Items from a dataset
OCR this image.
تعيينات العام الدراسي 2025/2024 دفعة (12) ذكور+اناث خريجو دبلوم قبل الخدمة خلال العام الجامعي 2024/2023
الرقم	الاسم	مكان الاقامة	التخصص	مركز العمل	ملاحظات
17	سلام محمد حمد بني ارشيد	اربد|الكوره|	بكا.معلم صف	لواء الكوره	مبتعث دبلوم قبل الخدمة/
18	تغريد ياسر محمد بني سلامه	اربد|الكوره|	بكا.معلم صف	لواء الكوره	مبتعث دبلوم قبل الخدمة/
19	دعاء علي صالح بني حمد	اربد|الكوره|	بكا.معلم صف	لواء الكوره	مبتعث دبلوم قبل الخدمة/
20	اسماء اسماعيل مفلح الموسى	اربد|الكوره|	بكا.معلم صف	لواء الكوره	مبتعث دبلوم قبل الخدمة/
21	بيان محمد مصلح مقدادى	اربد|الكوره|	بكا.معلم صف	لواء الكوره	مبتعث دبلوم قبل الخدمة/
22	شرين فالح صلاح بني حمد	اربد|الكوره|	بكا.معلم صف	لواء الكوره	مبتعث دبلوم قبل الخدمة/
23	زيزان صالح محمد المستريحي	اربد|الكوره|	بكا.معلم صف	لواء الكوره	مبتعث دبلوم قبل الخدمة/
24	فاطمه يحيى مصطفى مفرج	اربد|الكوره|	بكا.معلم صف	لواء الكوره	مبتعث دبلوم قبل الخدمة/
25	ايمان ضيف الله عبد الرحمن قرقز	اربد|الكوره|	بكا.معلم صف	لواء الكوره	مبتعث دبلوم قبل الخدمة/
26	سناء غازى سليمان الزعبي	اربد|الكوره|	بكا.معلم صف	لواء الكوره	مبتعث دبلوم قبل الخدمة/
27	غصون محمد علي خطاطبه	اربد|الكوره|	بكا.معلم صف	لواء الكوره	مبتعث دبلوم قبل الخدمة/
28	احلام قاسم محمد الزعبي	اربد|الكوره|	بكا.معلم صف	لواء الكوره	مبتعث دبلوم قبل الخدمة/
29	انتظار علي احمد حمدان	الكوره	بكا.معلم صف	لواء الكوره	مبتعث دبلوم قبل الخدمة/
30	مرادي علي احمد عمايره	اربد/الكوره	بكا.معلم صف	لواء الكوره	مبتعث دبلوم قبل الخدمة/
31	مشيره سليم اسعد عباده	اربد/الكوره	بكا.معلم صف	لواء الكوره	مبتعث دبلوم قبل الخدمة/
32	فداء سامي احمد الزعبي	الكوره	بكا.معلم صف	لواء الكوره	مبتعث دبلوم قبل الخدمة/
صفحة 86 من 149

- **Required work**
Extract every line containing the string "احمد" from the material.

- **Answer to this exercise**
29	انتظار علي احمد حمدان	الكوره	بكا.معلم صف	لواء الكوره	مبتعث دبلوم قبل الخدمة/
30	مرادي علي احمد عمايره	اربد/الكوره	بكا.معلم صف	لواء الكوره	مبتعث دبلوم قبل الخدمة/
32	فداء سامي احمد الزعبي	الكوره	بكا.معلم صف	لواء الكوره	مبتعث دبلوم قبل الخدمة/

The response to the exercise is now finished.